State the number of lines in these records that include the word "秋冬之交", and add nothing to it.

▶ Provided data
* BEGIN *

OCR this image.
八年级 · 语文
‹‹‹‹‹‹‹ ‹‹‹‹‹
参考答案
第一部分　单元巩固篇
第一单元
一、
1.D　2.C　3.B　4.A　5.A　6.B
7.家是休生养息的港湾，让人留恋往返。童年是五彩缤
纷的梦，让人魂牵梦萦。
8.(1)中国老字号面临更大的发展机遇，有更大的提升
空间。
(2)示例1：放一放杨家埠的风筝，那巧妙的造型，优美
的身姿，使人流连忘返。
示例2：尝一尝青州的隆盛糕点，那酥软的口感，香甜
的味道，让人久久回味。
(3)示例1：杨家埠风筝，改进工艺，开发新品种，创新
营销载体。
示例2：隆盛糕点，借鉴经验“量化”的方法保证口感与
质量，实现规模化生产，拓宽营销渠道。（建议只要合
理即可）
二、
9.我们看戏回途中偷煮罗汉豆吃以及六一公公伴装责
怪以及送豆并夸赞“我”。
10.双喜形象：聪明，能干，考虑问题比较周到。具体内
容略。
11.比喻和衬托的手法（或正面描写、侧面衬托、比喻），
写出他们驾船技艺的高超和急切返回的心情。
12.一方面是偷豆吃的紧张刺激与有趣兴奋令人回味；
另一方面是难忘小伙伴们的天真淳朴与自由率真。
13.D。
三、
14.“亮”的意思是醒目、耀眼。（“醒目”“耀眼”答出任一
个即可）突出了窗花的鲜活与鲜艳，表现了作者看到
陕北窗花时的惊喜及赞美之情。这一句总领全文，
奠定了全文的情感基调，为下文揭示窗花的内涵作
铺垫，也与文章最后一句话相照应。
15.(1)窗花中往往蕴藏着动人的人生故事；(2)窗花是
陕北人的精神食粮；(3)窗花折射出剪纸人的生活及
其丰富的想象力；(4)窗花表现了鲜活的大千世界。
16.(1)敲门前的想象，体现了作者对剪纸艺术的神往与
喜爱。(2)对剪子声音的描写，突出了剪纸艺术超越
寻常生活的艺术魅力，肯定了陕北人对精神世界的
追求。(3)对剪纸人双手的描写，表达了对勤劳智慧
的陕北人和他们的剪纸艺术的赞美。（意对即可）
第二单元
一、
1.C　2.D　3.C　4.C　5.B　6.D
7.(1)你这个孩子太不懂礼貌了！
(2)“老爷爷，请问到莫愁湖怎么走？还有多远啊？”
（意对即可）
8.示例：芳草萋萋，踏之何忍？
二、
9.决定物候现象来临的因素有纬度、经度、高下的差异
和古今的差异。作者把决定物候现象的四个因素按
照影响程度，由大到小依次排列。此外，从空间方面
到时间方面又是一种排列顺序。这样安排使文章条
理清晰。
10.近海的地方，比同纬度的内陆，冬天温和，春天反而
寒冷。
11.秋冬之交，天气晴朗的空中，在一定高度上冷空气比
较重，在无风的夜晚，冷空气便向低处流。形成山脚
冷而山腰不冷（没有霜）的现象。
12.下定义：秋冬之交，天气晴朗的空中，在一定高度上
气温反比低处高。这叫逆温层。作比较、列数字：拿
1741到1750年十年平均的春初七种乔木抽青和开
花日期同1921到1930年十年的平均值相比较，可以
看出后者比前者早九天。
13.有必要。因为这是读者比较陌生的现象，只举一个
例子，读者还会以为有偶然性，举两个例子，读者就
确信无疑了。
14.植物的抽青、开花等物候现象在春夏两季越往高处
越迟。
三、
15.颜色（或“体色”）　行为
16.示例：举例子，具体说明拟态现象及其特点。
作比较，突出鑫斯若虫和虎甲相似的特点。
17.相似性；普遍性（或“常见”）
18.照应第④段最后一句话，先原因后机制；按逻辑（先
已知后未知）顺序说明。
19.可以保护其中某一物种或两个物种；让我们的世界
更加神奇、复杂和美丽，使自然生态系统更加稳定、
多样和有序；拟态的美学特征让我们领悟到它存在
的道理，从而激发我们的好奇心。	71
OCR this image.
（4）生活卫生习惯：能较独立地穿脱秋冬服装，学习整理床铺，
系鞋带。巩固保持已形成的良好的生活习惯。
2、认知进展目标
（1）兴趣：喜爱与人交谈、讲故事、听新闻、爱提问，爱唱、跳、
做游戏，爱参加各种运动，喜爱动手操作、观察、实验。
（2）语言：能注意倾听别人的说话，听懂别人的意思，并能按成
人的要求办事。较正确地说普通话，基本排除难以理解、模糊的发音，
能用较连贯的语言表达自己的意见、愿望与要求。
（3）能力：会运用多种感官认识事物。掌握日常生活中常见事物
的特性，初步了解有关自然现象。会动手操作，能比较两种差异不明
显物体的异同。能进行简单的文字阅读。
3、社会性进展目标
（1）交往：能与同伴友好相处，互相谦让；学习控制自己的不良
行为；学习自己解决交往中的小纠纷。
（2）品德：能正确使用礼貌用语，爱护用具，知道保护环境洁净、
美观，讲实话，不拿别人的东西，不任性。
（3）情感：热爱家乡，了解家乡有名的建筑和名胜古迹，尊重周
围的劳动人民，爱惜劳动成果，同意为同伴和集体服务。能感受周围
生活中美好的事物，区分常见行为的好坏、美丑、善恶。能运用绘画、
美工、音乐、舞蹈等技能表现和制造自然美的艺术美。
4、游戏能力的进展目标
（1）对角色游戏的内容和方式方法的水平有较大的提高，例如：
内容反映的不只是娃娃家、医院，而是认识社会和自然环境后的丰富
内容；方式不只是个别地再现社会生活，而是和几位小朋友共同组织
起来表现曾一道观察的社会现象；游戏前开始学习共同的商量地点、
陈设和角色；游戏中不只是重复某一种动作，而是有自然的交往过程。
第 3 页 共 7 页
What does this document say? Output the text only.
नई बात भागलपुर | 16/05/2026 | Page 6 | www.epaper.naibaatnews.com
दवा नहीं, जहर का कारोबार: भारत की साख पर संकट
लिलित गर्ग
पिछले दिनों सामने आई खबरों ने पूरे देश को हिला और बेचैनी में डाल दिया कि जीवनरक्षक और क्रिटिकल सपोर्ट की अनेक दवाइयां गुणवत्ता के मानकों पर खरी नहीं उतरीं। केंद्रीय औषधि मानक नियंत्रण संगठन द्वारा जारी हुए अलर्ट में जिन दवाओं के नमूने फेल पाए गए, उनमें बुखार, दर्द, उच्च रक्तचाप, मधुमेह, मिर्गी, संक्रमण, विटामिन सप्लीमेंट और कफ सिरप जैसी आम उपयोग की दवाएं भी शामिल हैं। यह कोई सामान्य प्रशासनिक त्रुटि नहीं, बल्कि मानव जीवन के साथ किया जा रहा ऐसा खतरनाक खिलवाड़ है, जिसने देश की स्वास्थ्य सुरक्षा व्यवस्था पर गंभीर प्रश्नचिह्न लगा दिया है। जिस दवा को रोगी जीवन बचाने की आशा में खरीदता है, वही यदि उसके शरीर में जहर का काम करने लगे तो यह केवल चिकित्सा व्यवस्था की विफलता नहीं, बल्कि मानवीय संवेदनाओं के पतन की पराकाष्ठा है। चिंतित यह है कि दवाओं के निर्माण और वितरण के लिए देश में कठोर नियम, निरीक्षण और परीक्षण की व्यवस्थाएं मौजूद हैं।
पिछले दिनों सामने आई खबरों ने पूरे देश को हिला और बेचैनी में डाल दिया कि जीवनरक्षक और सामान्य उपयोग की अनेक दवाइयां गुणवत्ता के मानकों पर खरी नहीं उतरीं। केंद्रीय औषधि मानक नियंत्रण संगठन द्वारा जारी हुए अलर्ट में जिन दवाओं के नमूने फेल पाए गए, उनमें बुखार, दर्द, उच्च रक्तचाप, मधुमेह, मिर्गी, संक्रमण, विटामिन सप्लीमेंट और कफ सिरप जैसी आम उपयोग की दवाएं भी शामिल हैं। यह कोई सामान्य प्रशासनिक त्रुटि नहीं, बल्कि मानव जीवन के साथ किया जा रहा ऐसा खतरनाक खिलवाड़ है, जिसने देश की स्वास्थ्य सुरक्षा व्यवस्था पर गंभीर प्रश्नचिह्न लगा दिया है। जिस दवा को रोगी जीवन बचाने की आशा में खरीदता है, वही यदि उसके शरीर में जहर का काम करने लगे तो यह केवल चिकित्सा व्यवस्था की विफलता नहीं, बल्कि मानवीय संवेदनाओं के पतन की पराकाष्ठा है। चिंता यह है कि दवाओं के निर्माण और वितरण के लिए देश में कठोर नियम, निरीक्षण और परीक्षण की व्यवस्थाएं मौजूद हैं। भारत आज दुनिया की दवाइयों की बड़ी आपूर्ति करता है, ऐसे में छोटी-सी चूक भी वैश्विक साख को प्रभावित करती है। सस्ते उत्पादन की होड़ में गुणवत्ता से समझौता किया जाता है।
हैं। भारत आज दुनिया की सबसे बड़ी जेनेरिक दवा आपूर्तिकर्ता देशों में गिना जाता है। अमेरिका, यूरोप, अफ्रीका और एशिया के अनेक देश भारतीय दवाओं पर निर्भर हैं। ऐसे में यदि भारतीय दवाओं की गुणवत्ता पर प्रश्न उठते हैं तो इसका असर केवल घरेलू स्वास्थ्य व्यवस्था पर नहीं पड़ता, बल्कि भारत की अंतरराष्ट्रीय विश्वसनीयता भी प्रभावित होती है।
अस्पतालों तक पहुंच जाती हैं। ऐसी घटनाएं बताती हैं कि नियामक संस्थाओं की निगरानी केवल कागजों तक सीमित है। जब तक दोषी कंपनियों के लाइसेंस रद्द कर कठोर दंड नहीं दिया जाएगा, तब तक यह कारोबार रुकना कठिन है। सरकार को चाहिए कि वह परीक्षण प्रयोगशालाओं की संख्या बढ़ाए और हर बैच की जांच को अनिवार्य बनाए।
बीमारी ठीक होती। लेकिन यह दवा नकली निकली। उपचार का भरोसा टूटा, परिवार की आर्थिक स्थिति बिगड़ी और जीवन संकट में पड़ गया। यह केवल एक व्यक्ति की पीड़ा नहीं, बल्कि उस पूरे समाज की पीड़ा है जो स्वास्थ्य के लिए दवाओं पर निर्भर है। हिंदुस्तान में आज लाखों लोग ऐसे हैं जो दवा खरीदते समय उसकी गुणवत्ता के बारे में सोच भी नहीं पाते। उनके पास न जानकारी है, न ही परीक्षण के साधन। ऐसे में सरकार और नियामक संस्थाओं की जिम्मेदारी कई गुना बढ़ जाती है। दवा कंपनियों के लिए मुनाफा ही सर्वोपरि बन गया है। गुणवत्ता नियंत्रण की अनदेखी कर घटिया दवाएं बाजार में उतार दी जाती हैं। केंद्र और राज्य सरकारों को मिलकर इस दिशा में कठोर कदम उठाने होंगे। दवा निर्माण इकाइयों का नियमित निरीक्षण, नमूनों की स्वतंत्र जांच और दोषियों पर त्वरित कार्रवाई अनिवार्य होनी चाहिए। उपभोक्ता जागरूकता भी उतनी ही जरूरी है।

* END *

▶ Reply to the task
2